→ **Stored dataset items**:
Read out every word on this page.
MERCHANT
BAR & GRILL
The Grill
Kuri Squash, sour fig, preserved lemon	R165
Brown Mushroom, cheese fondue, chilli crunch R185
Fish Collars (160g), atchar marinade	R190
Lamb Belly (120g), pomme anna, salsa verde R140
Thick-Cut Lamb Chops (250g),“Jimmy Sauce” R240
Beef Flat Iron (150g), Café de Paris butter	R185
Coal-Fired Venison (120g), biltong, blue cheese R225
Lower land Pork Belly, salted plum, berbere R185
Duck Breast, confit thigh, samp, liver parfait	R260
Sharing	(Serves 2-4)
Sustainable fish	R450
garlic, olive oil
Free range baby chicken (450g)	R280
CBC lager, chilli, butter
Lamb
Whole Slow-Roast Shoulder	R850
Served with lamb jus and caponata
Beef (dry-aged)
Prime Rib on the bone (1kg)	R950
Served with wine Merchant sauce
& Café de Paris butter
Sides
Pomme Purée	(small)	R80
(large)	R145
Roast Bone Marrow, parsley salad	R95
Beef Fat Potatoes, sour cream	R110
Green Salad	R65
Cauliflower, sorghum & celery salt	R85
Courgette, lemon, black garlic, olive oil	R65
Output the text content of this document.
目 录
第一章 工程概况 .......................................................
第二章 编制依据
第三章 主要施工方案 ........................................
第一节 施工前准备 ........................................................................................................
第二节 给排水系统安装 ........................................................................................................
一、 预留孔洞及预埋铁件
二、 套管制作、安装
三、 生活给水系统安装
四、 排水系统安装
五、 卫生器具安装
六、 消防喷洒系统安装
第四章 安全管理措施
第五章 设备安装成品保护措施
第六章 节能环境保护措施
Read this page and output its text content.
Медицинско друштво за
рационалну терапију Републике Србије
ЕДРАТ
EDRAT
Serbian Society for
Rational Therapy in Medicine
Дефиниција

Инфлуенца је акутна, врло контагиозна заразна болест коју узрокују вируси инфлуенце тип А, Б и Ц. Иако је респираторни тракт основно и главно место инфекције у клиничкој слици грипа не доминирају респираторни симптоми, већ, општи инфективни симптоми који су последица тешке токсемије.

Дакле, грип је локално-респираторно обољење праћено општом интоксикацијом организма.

→ **PROBLEM TO SOLVE**: Gather each line from the listing above that holds "Belly".

→ **FINISHED ANSWER**:
Lamb Belly (120g), pomme anna, salsa verde R140
Lower land Pork Belly, salted plum, berbere R185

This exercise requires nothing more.